Element boundary items
§ §

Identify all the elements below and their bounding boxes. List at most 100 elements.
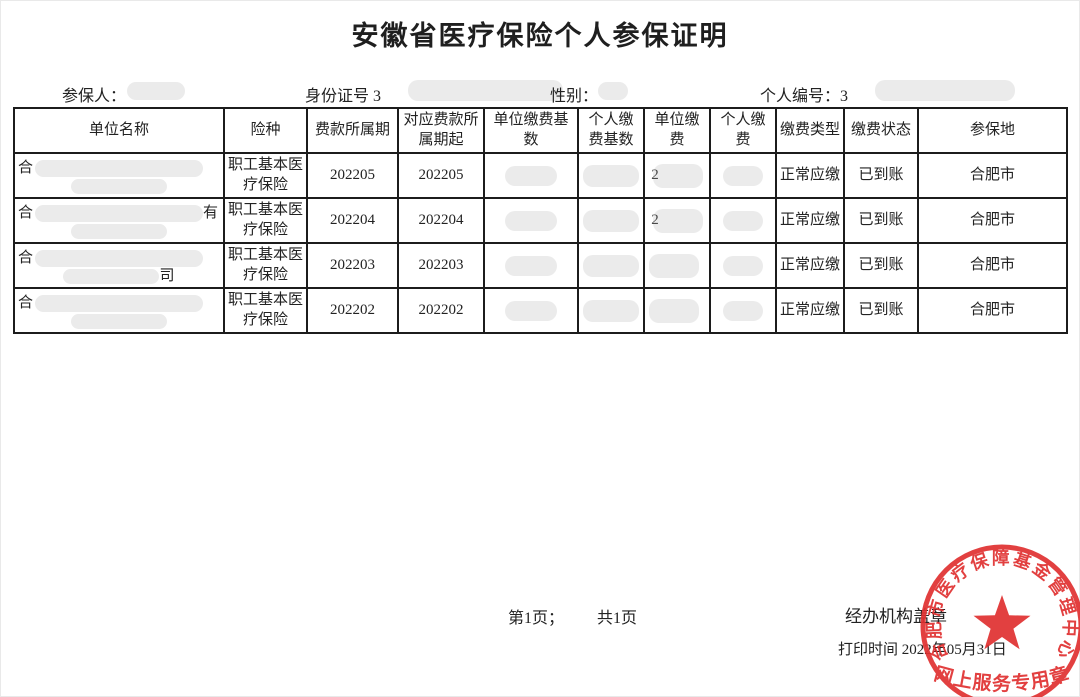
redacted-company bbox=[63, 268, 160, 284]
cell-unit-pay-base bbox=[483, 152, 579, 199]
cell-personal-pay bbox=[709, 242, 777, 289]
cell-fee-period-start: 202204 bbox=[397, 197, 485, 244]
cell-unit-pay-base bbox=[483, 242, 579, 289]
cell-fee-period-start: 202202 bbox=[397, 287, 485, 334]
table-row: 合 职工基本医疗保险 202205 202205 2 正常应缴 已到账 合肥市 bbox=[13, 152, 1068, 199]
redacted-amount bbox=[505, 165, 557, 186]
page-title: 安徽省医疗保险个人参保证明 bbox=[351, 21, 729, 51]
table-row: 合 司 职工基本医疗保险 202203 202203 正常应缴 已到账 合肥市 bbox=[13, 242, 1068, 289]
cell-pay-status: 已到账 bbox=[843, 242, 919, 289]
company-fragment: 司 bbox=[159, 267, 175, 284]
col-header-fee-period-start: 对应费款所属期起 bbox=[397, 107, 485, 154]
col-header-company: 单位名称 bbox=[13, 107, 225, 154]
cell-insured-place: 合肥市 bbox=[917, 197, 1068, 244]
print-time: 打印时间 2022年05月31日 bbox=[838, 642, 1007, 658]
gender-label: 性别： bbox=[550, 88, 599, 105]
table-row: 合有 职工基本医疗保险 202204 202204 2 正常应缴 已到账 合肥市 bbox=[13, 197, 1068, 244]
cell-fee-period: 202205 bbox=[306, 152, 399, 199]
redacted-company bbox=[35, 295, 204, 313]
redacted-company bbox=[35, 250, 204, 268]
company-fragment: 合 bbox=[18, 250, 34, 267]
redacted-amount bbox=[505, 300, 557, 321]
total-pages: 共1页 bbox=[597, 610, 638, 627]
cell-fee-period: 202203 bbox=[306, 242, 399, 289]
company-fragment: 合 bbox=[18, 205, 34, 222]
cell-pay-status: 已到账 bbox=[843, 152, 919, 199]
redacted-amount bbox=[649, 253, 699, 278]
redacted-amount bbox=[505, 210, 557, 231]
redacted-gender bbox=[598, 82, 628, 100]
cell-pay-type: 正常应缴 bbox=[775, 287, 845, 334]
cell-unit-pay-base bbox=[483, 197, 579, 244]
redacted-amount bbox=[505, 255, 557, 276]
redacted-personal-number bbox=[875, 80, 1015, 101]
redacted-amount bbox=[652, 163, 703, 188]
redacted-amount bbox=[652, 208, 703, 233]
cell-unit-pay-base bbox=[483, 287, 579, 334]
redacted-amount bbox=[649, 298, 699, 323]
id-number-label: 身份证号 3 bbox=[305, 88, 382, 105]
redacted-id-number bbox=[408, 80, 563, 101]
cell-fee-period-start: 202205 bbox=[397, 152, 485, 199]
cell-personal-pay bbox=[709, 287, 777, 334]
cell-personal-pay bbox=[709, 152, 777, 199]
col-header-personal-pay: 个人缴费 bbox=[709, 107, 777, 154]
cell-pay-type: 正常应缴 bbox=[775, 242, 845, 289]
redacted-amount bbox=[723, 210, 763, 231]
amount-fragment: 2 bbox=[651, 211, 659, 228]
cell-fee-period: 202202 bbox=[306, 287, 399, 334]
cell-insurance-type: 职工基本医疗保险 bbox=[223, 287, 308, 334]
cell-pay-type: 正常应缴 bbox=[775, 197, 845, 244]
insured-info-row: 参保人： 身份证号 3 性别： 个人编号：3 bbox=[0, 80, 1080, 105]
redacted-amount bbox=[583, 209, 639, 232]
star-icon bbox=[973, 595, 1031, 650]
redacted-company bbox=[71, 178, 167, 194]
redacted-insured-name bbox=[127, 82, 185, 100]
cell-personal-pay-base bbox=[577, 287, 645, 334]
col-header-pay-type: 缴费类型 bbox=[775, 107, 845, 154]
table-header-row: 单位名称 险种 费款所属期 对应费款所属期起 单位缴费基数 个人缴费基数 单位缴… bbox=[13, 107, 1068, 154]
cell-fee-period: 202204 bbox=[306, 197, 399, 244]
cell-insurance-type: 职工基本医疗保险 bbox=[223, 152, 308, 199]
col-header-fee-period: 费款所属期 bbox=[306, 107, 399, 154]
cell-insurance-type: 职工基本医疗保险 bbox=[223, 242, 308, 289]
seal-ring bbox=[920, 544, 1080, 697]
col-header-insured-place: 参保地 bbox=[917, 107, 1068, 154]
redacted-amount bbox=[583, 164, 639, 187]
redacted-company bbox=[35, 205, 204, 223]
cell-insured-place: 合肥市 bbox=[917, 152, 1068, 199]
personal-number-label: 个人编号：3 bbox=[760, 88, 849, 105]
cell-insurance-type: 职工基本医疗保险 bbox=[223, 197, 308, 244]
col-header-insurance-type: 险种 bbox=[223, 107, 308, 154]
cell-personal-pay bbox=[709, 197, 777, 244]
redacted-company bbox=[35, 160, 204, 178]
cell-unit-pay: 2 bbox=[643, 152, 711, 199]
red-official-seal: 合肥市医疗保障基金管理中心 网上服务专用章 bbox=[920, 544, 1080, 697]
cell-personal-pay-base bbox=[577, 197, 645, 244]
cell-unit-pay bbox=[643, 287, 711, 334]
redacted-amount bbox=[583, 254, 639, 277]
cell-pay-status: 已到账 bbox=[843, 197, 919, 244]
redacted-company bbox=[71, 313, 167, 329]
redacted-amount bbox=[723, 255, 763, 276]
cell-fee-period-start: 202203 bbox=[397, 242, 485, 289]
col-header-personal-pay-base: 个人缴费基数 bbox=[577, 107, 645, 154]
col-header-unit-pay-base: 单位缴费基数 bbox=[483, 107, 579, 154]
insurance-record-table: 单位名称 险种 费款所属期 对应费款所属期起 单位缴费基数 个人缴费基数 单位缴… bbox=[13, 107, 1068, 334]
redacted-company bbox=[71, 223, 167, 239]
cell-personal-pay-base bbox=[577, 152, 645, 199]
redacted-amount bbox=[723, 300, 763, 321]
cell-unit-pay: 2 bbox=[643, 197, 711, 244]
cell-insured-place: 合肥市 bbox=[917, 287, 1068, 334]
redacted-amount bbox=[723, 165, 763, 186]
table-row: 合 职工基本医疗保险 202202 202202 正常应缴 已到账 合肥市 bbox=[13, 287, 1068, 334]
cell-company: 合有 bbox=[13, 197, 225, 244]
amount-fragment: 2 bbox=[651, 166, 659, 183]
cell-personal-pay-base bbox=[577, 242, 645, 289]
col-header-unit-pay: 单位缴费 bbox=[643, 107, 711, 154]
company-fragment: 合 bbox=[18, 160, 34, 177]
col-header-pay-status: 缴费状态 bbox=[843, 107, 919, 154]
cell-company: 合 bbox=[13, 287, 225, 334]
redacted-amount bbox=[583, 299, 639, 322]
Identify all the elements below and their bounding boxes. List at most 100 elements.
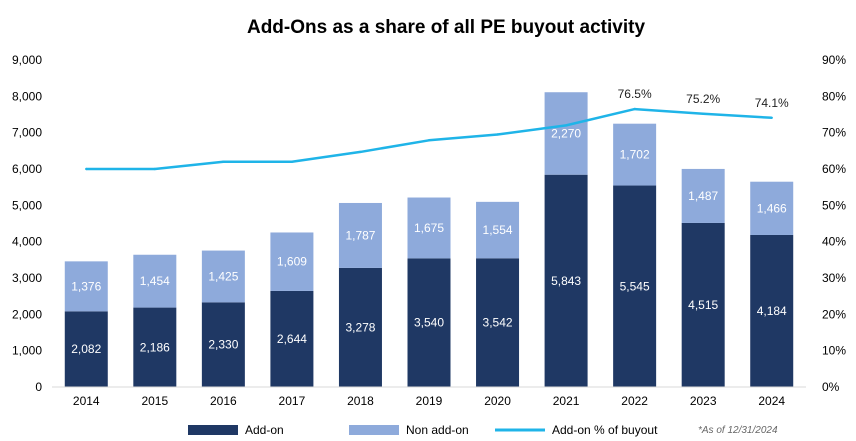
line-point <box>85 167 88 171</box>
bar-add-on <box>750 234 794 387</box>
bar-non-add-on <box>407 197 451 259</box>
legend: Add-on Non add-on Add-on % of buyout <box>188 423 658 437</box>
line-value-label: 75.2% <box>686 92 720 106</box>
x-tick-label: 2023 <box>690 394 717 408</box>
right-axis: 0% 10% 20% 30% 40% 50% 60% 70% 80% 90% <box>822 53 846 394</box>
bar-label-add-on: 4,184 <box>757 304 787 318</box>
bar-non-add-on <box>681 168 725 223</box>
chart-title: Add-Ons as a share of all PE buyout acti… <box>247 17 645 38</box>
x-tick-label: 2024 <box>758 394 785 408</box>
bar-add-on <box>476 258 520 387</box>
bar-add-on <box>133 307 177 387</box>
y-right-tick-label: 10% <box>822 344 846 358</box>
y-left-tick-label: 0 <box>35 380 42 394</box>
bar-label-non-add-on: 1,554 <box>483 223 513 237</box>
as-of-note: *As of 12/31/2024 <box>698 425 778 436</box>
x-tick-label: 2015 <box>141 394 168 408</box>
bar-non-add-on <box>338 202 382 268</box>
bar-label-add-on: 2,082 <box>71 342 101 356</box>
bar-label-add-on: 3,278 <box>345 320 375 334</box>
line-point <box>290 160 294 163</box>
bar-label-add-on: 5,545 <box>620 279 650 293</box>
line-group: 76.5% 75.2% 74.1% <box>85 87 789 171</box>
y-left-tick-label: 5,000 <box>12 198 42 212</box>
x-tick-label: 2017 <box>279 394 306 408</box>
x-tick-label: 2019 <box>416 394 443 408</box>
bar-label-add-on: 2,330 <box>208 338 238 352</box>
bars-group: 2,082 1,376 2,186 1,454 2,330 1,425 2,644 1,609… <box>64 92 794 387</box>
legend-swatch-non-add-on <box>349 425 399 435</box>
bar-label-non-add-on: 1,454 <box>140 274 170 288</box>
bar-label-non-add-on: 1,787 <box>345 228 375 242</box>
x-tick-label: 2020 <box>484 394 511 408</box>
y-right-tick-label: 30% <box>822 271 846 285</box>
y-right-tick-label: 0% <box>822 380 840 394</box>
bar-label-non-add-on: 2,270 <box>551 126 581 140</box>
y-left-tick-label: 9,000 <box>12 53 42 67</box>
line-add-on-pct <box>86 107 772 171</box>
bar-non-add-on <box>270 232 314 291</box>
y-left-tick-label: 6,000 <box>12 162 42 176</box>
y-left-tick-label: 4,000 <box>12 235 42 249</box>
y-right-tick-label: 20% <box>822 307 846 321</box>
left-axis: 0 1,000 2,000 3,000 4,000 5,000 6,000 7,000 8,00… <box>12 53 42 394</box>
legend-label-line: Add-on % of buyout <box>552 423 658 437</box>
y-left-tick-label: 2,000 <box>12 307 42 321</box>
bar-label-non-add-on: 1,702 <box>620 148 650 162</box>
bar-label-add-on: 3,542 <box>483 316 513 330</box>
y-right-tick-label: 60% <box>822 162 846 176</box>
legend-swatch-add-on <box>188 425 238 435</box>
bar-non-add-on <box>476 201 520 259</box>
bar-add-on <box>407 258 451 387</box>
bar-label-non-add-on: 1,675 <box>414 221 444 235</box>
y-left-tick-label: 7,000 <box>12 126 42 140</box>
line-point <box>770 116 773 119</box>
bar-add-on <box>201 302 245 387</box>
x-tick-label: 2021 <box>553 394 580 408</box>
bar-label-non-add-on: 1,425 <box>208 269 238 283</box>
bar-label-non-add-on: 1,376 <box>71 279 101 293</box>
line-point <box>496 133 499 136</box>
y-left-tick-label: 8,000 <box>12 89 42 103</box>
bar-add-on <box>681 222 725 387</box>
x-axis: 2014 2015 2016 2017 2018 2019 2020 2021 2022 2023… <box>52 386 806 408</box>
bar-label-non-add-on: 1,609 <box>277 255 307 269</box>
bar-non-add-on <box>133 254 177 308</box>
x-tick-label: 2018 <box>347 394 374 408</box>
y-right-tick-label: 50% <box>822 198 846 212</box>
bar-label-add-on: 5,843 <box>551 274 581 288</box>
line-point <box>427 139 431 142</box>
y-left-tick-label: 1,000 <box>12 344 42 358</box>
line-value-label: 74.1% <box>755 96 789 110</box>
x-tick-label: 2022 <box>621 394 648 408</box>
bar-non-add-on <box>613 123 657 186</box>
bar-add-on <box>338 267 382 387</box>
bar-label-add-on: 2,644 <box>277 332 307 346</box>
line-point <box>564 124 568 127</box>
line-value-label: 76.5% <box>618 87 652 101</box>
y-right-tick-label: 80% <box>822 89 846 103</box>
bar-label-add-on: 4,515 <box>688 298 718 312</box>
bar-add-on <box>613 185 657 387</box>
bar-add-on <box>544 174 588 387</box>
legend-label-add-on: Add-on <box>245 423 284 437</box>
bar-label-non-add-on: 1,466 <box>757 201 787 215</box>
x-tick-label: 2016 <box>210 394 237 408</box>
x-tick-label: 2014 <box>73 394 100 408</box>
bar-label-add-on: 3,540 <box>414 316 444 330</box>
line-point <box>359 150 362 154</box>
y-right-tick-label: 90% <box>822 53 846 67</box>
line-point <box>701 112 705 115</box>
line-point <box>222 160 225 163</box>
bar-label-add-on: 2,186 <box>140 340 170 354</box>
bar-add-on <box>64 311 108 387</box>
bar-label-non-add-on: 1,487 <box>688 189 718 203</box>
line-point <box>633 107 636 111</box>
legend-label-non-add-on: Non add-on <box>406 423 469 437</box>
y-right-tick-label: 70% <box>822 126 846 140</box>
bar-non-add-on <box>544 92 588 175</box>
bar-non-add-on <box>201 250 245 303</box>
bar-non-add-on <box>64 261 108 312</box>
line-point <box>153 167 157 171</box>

§ §

Written task: Turn the lines from the one with "line-point <box>85 167 88 171</box>" to the one with "bar-label-add-on: 4,184 <box>757" into a Markdown table with the columns Row and Line, leaving out blank lines.

Correct response:
| Row | Line |
|---|---|
| 1 | line-point <box>85 167 88 171</box> |
| 2 | bar-add-on <box>750 234 794 387</box> |
| 3 | bar-non-add-on <box>407 197 451 259</box> |
| 4 | legend: Add-on Non add-on Add-on % of buyout <box>188 423 658 437</box> |
| 5 | line-value-label: 75.2% <box>686 92 720 106</box> |
| 6 | x-tick-label: 2023 <box>690 394 717 408</box> |
| 7 | right-axis: 0% 10% 20% 30% 40% 50% 60% 70% 80% 90% <box>822 53 846 394</box> |
| 8 | bar-label-add-on: 4,184 <box>757 304 787 318</box> |